- _Exercise details_:
Output the data exactly, with every line intact.

- _The data_:
────────

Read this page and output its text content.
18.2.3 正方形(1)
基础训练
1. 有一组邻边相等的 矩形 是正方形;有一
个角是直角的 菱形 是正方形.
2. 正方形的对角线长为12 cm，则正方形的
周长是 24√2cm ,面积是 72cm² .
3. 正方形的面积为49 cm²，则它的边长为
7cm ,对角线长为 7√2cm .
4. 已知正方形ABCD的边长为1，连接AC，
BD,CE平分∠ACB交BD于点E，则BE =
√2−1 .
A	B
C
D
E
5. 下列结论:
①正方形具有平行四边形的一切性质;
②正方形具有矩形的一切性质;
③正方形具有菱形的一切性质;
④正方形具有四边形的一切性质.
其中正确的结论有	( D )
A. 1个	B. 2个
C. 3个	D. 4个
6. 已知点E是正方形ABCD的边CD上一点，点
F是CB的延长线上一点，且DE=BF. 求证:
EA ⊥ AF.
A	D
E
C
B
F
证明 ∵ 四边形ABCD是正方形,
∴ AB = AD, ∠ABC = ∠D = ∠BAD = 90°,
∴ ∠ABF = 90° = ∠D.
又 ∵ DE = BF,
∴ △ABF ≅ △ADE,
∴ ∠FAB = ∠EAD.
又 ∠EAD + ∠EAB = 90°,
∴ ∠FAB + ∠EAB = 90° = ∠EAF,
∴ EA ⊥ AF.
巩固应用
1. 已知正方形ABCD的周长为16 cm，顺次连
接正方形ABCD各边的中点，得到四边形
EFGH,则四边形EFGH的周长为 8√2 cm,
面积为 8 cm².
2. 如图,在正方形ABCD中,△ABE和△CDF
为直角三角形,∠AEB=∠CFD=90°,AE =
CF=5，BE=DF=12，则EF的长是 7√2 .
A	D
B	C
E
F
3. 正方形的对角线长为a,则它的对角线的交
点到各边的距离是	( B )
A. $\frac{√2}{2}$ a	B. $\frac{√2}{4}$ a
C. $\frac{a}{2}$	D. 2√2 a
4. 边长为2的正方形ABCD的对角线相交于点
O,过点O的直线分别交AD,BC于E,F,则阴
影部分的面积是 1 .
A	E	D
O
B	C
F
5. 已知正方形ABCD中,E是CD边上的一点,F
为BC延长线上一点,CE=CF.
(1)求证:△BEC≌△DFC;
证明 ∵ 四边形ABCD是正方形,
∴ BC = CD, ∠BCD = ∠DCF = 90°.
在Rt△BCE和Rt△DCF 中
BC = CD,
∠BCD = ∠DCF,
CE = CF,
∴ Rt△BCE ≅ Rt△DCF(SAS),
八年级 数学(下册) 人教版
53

────────

- _Finished exercise_:
Read this page and output its text content.
18.2.3 正方形(1)
基础训练
1. 有一组邻边相等的 矩形 是正方形;有一
个角是直角的 菱形 是正方形.
2. 正方形的对角线长为12 cm，则正方形的
周长是 24√2cm ,面积是 72cm² .
3. 正方形的面积为49 cm²，则它的边长为
7cm ,对角线长为 7√2cm .
4. 已知正方形ABCD的边长为1，连接AC，
BD,CE平分∠ACB交BD于点E，则BE =
√2−1 .
A	B
C
D
E
5. 下列结论:
①正方形具有平行四边形的一切性质;
②正方形具有矩形的一切性质;
③正方形具有菱形的一切性质;
④正方形具有四边形的一切性质.
其中正确的结论有	( D )
A. 1个	B. 2个
C. 3个	D. 4个
6. 已知点E是正方形ABCD的边CD上一点，点
F是CB的延长线上一点，且DE=BF. 求证:
EA ⊥ AF.
A	D
E
C
B
F
证明 ∵ 四边形ABCD是正方形,
∴ AB = AD, ∠ABC = ∠D = ∠BAD = 90°,
∴ ∠ABF = 90° = ∠D.
又 ∵ DE = BF,
∴ △ABF ≅ △ADE,
∴ ∠FAB = ∠EAD.
又 ∠EAD + ∠EAB = 90°,
∴ ∠FAB + ∠EAB = 90° = ∠EAF,
∴ EA ⊥ AF.
巩固应用
1. 已知正方形ABCD的周长为16 cm，顺次连
接正方形ABCD各边的中点，得到四边形
EFGH,则四边形EFGH的周长为 8√2 cm,
面积为 8 cm².
2. 如图,在正方形ABCD中,△ABE和△CDF
为直角三角形,∠AEB=∠CFD=90°,AE =
CF=5，BE=DF=12，则EF的长是 7√2 .
A	D
B	C
E
F
3. 正方形的对角线长为a,则它的对角线的交
点到各边的距离是	( B )
A. $\frac{√2}{2}$ a	B. $\frac{√2}{4}$ a
C. $\frac{a}{2}$	D. 2√2 a
4. 边长为2的正方形ABCD的对角线相交于点
O,过点O的直线分别交AD,BC于E,F,则阴
影部分的面积是 1 .
A	E	D
O
B	C
F
5. 已知正方形ABCD中,E是CD边上的一点,F
为BC延长线上一点,CE=CF.
(1)求证:△BEC≌△DFC;
证明 ∵ 四边形ABCD是正方形,
∴ BC = CD, ∠BCD = ∠DCF = 90°.
在Rt△BCE和Rt△DCF 中
BC = CD,
∠BCD = ∠DCF,
CE = CF,
∴ Rt△BCE ≅ Rt△DCF(SAS),
八年级 数学(下册) 人教版
53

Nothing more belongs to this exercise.